↓↓↓
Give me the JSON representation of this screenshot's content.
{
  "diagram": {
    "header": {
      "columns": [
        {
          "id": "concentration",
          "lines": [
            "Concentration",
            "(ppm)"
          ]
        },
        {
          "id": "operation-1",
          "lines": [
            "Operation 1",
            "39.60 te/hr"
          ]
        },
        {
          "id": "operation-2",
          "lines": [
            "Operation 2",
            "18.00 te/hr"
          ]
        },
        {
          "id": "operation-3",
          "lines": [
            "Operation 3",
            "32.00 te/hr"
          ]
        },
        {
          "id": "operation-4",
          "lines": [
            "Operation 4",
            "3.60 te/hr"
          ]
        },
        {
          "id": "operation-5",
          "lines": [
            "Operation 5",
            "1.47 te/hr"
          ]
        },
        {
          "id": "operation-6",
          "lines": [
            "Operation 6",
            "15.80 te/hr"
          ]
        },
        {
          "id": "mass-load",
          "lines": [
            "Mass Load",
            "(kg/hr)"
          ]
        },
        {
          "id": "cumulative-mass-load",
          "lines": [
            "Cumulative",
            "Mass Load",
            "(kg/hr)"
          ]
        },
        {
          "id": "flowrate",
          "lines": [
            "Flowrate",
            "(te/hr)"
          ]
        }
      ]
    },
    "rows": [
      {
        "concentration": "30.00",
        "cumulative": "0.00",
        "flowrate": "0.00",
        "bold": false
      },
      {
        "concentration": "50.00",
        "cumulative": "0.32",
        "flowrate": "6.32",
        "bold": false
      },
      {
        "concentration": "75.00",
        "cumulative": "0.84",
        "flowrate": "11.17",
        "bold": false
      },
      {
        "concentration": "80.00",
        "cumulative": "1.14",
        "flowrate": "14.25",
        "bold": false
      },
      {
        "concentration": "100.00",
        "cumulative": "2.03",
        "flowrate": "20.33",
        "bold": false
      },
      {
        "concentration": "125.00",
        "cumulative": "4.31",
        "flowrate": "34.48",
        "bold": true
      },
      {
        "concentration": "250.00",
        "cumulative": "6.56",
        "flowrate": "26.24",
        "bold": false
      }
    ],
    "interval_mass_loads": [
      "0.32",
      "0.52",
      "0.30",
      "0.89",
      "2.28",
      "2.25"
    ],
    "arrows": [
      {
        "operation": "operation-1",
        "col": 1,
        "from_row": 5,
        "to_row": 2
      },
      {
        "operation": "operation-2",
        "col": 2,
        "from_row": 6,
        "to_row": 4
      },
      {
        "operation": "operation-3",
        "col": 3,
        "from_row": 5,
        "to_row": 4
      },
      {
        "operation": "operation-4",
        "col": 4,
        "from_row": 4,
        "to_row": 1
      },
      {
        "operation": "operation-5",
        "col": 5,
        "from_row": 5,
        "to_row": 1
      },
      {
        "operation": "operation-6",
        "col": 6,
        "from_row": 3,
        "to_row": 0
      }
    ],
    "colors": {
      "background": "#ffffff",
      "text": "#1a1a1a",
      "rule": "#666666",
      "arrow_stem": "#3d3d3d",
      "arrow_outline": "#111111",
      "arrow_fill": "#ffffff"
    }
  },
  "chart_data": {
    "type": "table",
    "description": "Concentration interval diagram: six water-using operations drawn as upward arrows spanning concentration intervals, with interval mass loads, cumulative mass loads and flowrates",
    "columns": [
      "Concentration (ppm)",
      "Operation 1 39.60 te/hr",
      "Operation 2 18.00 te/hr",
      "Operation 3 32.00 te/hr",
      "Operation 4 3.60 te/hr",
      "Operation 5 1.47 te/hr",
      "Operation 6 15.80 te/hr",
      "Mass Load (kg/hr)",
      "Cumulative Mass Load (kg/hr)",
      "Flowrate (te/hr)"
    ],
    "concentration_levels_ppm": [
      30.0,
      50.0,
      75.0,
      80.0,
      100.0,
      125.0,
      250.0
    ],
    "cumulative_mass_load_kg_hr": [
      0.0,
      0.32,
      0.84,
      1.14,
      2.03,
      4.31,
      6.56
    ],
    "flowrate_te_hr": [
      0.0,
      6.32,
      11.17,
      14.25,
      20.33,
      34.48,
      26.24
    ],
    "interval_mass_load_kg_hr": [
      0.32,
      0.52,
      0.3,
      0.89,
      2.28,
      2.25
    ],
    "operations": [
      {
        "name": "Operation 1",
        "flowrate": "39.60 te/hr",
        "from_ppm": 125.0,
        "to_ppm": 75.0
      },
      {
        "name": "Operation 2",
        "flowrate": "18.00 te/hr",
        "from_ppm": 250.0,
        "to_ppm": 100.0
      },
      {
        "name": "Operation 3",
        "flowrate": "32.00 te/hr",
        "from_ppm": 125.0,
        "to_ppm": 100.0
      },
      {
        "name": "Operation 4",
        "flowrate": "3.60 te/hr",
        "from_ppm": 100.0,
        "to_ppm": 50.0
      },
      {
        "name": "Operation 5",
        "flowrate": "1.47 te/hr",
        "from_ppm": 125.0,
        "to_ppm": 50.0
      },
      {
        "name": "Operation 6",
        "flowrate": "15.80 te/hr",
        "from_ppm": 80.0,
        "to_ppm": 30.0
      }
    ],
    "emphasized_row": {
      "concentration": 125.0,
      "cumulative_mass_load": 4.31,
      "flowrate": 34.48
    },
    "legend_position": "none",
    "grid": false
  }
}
↑↑↑
↓↓↓
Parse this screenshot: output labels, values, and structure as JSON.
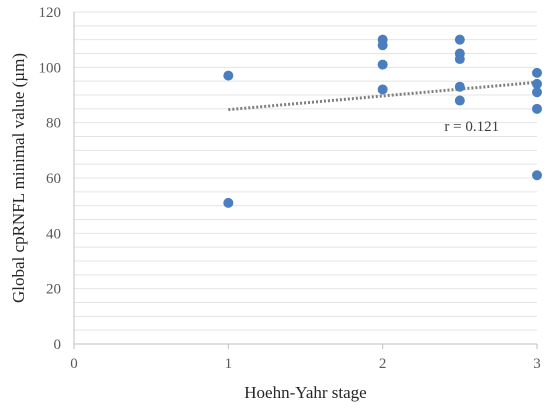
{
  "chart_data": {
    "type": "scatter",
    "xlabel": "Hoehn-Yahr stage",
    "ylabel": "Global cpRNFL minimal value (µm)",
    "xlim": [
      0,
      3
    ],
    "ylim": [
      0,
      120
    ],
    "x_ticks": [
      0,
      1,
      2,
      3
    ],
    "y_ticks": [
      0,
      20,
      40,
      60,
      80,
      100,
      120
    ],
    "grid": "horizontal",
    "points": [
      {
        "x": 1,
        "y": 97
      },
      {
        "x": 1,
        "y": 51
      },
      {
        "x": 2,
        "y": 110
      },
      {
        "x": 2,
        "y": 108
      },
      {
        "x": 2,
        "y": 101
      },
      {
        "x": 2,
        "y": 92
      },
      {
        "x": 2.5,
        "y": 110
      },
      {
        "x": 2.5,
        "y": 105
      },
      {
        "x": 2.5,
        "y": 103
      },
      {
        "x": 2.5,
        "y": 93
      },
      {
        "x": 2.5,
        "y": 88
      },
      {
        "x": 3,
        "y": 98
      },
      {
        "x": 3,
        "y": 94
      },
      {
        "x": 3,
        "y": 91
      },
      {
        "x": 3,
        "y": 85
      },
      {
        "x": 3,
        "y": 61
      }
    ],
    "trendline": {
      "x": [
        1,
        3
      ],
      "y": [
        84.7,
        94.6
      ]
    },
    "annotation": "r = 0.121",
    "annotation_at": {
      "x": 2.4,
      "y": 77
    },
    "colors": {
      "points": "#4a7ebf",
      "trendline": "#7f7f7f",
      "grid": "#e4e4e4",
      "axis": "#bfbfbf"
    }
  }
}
↑↑↑
From the data above, copy each line that has the string "ffffff".

_Right answer_.
      "background": "#ffffff",
      "arrow_fill": "#ffffff"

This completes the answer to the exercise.